▶ **YOUR OBJECTIVE**
Only lines holding the word "Hidráulico" should be copied from the material.

(Data entries)
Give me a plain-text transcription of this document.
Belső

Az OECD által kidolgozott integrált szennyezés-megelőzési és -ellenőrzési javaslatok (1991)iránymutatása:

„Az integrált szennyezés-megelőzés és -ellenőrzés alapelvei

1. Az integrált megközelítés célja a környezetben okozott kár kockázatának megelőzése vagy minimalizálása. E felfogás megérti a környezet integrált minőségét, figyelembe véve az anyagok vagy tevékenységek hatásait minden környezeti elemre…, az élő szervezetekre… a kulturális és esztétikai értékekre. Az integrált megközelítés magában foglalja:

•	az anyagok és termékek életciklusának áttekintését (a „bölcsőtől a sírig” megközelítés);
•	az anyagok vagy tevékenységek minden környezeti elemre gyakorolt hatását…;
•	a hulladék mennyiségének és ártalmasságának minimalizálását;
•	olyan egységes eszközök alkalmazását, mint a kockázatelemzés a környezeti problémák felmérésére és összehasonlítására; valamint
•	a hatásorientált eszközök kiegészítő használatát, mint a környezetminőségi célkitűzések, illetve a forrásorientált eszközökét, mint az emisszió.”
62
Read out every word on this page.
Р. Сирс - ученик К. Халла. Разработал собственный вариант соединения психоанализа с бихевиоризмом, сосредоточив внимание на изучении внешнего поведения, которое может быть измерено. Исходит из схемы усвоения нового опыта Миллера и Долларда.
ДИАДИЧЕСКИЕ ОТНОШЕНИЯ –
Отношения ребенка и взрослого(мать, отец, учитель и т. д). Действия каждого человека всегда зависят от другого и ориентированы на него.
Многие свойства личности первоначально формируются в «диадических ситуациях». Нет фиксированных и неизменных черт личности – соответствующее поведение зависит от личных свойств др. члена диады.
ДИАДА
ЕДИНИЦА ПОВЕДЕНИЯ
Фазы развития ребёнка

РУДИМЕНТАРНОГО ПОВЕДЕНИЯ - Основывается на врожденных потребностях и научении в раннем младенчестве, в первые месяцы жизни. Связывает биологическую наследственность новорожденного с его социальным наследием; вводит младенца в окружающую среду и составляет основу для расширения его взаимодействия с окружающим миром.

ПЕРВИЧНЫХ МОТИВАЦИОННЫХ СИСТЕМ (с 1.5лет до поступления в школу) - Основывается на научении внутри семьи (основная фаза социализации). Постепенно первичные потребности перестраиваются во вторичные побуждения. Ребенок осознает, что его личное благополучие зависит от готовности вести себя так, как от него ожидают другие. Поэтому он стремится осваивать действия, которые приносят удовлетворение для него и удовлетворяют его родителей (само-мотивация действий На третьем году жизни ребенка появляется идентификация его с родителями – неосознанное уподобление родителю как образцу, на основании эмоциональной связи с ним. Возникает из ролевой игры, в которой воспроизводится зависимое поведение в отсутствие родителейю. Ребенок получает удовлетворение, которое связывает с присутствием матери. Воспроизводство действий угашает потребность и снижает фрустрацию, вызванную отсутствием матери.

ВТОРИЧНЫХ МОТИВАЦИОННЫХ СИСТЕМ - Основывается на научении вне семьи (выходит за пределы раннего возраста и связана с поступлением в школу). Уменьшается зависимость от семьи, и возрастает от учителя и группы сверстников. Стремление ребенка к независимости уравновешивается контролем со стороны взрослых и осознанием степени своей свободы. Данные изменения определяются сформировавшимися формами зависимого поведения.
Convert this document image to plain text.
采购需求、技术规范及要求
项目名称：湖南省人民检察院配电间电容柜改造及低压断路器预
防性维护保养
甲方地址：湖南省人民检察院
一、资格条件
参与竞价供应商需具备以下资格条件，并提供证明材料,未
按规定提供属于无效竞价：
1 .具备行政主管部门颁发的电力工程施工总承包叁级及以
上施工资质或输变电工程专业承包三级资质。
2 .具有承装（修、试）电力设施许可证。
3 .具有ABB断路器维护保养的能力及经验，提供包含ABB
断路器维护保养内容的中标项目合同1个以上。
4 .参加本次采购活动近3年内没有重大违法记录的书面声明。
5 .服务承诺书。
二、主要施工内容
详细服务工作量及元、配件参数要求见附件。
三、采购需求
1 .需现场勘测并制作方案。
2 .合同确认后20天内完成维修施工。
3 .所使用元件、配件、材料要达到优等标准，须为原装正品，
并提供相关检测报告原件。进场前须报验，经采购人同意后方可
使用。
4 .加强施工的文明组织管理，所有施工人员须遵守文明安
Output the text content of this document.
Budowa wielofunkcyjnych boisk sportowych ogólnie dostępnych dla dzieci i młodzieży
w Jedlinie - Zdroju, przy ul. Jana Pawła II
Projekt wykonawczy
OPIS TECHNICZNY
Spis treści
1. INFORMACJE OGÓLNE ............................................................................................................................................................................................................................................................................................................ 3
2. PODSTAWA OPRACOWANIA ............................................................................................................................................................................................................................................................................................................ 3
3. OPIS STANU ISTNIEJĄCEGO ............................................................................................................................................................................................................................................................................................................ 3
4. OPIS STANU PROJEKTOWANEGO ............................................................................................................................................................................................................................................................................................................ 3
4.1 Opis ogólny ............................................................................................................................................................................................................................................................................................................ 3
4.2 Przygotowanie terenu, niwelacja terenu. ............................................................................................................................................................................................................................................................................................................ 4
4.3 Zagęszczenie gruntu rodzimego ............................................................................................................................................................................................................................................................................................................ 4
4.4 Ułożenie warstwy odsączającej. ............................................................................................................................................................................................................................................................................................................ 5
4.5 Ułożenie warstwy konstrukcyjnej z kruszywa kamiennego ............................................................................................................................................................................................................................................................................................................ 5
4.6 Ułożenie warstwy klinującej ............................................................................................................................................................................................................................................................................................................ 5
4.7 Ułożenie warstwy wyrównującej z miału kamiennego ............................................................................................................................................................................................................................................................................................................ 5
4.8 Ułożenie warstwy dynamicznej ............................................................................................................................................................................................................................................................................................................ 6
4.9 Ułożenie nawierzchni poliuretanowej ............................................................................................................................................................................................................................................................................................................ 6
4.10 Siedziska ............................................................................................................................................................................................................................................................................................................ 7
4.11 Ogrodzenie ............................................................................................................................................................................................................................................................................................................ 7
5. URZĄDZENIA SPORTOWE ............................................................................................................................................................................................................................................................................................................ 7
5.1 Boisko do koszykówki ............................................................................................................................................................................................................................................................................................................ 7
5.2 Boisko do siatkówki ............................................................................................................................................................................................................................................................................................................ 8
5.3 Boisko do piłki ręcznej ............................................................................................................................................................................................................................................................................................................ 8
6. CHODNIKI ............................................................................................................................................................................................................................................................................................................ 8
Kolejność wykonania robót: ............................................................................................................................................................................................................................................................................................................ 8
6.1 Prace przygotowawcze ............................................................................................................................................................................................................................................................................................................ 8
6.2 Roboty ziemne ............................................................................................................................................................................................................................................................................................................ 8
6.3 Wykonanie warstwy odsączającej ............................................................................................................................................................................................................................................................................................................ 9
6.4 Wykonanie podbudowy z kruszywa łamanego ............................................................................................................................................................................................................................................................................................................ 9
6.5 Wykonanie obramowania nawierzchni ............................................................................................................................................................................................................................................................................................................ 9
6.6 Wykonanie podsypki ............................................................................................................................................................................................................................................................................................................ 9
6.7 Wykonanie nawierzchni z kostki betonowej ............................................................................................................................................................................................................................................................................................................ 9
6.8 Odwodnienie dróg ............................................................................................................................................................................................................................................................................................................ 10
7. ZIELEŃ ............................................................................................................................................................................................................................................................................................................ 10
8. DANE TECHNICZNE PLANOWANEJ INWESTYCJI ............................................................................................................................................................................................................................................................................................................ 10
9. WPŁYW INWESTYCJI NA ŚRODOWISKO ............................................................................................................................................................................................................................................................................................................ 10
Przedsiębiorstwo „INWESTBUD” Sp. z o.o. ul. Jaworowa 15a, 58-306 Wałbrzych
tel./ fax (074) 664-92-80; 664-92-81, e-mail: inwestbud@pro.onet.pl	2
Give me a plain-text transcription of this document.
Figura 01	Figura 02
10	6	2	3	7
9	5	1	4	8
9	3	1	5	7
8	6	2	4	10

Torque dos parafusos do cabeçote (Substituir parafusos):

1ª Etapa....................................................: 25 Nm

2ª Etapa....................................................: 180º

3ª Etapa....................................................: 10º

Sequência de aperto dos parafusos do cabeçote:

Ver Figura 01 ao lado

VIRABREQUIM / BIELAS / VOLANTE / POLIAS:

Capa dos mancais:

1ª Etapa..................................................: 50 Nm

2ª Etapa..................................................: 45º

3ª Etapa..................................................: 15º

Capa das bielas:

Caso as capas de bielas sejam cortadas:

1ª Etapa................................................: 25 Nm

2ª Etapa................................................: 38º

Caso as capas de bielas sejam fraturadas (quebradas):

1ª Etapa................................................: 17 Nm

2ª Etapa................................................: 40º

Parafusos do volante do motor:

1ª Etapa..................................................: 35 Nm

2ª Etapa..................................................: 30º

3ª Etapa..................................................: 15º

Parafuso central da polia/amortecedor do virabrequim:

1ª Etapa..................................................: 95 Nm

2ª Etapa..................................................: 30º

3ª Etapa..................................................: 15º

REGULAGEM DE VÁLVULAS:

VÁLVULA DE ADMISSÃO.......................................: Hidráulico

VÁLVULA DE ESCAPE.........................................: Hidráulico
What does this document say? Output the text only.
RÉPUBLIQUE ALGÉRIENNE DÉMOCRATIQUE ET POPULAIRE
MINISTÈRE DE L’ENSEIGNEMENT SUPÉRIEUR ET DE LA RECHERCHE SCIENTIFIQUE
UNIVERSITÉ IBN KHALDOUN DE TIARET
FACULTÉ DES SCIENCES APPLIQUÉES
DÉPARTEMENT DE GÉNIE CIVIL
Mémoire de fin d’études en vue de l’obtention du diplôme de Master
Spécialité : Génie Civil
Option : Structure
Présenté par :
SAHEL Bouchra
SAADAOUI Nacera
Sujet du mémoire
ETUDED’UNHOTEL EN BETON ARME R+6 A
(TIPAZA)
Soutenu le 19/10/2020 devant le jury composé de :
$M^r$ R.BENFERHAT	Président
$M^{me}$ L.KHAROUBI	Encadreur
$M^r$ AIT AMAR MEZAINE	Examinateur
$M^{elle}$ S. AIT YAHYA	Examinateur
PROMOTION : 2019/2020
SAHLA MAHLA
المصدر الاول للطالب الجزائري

▶ **COMPLETE RESPONSE**
VÁLVULA DE ADMISSÃO.......................................: Hidráulico
VÁLVULA DE ESCAPE.........................................: Hidráulico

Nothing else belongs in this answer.